▶ [PAGE EXCERPT]
------------------------------------------------

Guest Blog Post: 5 Things we Learned from Last Years Ice Season

Posted: November 16, 2012 in Business, climbing

From our Friends at Looking Glass Outfitters

Lets be honest.  Last years ice season was banner – banner for being a terrible disappointment for us Southern ice weirdos.  Al Gore tried to warn us.  In retrospect we did gain some useful knowledge from last seasons wet fest.  Phil Hoffmann is here to break it down.

1. Temperature Inversions.
These little buggers are not to be trifled with. Here’s an example:  I got up at 4am to have a nice half day at the local 215 road cut with my buddy Thad.  You know, living the life, coupla ice pitches before work with a BIG mountain view, inches from the car approach, bomber TR set ups to maximize time, hot coffee, all the good stuff.  I left the house at 5am it was 17 degrees out.  We rolled into Hwy 215 at 6am at 4500 feet and it was 42 degrees!  There has never been a finer acronym than W.T.F.
These ice ruining weather patterns go like this.

------------------------------------------------

▶ [SOURCE MATERIAL]
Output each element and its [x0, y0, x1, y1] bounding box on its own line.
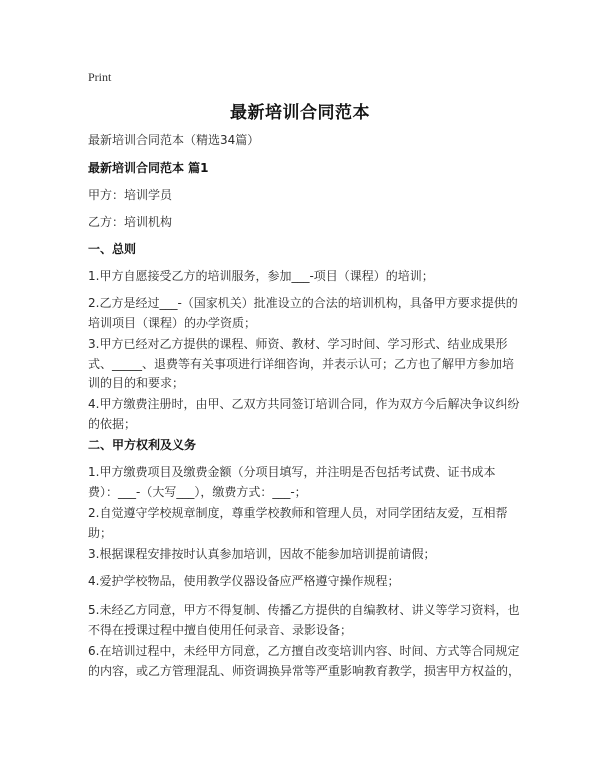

------------------------------------------------

▶ [EXERCISE TASK] Proceed with the ice season blog post, picking up right after its last sentence. You won't need the listing for this.

▶ [EXERCISE ANSWER]
http://www.weatherquestions.com

Basically, warm is trapped up high and cooler air gets trapped down low melting all the precious ice up high.  This can be caused by different things, air pollution being one of them and since the Asheville area has some of the worst air pollution around we get to blame it on them.

2. Be Ready:
So in the summer its not usually a good idea to keep your rock shoes in the car unless you really love your local resoler.  Same is true with ice boots in the winter. If you keep your ice boots in the car, ready to jump in and blast to the ice route as temperatures plunge, then your feet will feel like this when you slip into your boots.

This Yeti will crush your ice proj…if he had not kept his ice boots in his car all night.

In the spirt of the SE Alpine start here are a few pointers.
Pack your bag the night before over a beer or three.  That means, crampons, tools, repair kit, screws, what have you.  Chunk it by the door and have it ready to roll when your damn alarm is screaming at you.  Tell her to go back to sleep and then bounce.
Do like your mamma told ya in grade school and lay your clothing system out the night before.  This way you can jump in your skivvies and one piece, day glo, 1982 Gore-tex suit and then bounce.
Pack your lunch the night before over a beer or three and set the coffee machine to super dark auto brew.  This way you can grab the high octane brew and then bounce.  I feel a theme starting.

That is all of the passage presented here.